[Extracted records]
++++
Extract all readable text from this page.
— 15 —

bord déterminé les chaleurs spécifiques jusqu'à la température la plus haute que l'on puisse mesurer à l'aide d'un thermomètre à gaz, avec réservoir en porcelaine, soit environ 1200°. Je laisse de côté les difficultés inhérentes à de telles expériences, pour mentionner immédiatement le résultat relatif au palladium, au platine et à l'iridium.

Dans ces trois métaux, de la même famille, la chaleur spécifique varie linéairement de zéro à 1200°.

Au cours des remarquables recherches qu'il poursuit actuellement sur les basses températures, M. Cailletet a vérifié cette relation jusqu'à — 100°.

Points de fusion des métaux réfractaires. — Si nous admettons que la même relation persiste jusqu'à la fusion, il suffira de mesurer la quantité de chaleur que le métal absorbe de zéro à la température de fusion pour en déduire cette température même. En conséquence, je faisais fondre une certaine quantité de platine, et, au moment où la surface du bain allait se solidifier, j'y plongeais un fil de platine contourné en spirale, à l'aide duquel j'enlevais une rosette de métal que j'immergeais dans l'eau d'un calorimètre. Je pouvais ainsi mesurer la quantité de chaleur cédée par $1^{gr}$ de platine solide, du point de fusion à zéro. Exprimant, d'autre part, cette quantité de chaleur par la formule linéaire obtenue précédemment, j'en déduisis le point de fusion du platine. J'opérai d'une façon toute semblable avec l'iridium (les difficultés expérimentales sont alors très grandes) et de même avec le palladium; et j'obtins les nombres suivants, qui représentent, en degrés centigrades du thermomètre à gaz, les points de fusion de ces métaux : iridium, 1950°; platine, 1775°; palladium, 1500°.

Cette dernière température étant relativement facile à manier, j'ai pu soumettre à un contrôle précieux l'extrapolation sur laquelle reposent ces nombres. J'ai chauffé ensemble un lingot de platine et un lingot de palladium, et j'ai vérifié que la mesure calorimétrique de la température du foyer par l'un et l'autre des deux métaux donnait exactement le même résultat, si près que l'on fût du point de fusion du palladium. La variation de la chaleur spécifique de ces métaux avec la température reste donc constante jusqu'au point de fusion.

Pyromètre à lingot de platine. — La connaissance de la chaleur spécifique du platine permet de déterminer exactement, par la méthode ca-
++++
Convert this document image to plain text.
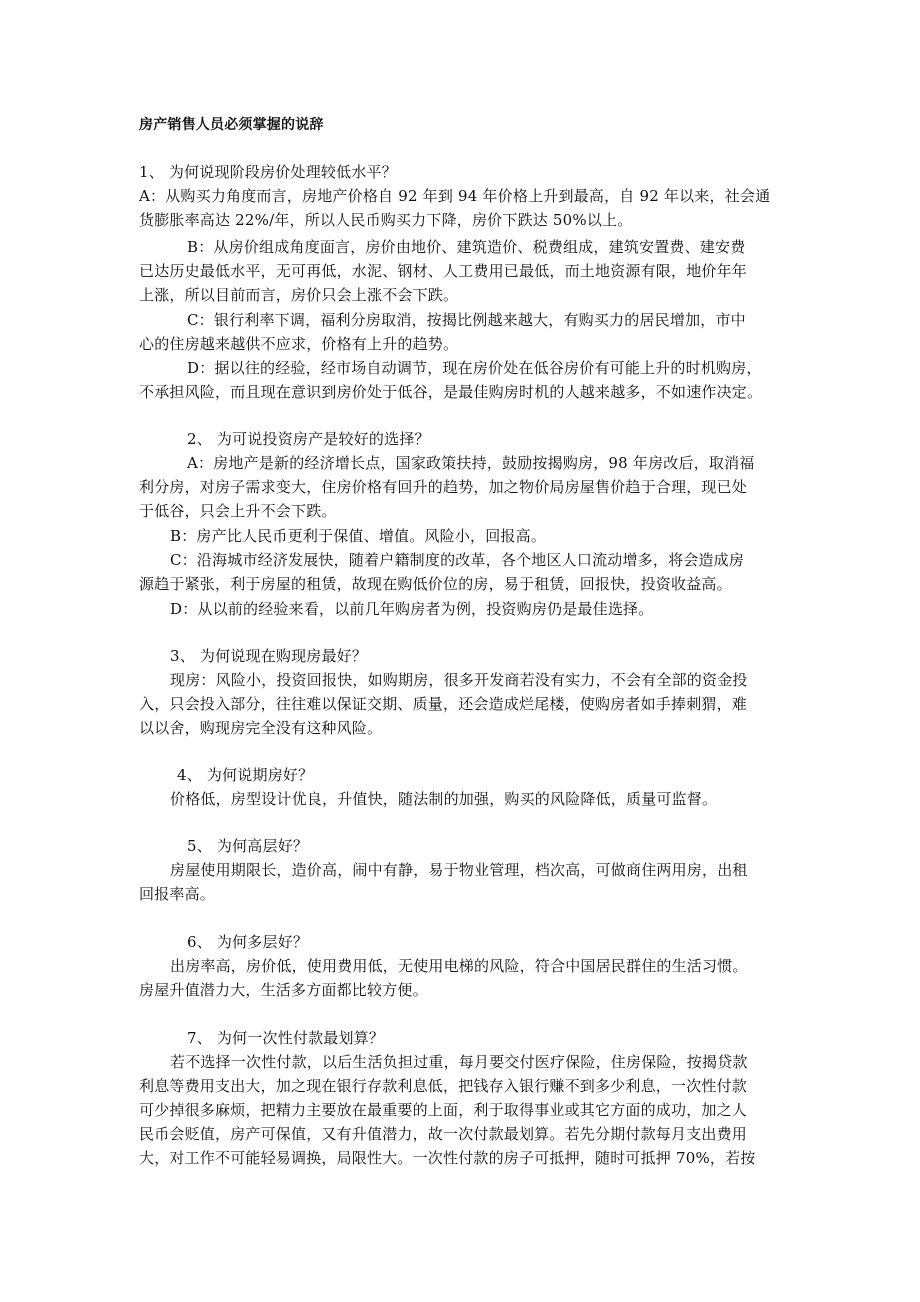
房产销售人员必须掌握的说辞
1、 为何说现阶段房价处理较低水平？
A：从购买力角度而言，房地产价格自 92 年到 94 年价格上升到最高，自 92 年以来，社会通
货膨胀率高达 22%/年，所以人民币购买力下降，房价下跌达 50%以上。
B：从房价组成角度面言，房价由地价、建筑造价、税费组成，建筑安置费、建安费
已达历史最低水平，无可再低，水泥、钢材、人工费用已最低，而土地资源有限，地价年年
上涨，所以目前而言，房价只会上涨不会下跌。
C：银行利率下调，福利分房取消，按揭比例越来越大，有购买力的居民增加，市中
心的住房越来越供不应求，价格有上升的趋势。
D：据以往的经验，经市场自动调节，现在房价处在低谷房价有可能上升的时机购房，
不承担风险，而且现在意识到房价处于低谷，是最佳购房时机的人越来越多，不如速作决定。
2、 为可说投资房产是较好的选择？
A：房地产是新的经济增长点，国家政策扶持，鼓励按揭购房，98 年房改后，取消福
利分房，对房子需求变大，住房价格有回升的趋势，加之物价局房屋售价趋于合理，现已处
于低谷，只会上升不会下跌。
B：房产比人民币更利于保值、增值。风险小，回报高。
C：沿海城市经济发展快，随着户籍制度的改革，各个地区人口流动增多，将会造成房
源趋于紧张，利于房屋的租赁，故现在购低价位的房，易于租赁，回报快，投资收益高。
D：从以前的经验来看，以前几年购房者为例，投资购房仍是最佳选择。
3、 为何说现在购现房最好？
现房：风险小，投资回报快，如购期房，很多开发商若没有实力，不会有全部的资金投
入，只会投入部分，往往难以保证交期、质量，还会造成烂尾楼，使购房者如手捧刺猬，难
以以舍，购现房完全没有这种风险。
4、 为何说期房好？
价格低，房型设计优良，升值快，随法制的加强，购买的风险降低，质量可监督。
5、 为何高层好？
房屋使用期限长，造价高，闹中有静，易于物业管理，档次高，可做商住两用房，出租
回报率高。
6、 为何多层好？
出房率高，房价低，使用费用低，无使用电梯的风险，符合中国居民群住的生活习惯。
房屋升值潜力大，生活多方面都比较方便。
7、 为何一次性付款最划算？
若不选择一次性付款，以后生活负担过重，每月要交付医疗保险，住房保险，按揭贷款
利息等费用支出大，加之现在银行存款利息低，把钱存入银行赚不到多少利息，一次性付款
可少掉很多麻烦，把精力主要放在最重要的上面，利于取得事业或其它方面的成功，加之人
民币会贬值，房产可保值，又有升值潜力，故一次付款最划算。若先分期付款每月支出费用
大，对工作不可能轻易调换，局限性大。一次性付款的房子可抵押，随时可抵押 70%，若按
++++
> **WHAT IS EXPECTED**
Show the lines of the records that contain the word "zéro".

> **OUTPUT**
Dans ces trois métaux, de la même famille, la chaleur spécifique varie linéairement de zéro à 1200°.
Points de fusion des métaux réfractaires. — Si nous admettons que la même relation persiste jusqu'à la fusion, il suffira de mesurer la quantité de chaleur que le métal absorbe de zéro à la température de fusion pour en déduire cette température même. En conséquence, je faisais fondre une certaine quantité de platine, et, au moment où la surface du bain allait se solidifier, j'y plongeais un fil de platine contourné en spirale, à l'aide duquel j'enlevais une rosette de métal que j'immergeais dans l'eau d'un calorimètre. Je pouvais ainsi mesurer la quantité de chaleur cédée par $1^{gr}$ de platine solide, du point de fusion à zéro. Exprimant, d'autre part, cette quantité de chaleur par la formule linéaire obtenue précédemment, j'en déduisis le point de fusion du platine. J'opérai d'une façon toute semblable avec l'iridium (les difficultés expérimentales sont alors très grandes) et de même avec le palladium; et j'obtins les nombres suivants, qui représentent, en degrés centigrades du thermomètre à gaz, les points de fusion de ces métaux : iridium, 1950°; platine, 1775°; palladium, 1500°.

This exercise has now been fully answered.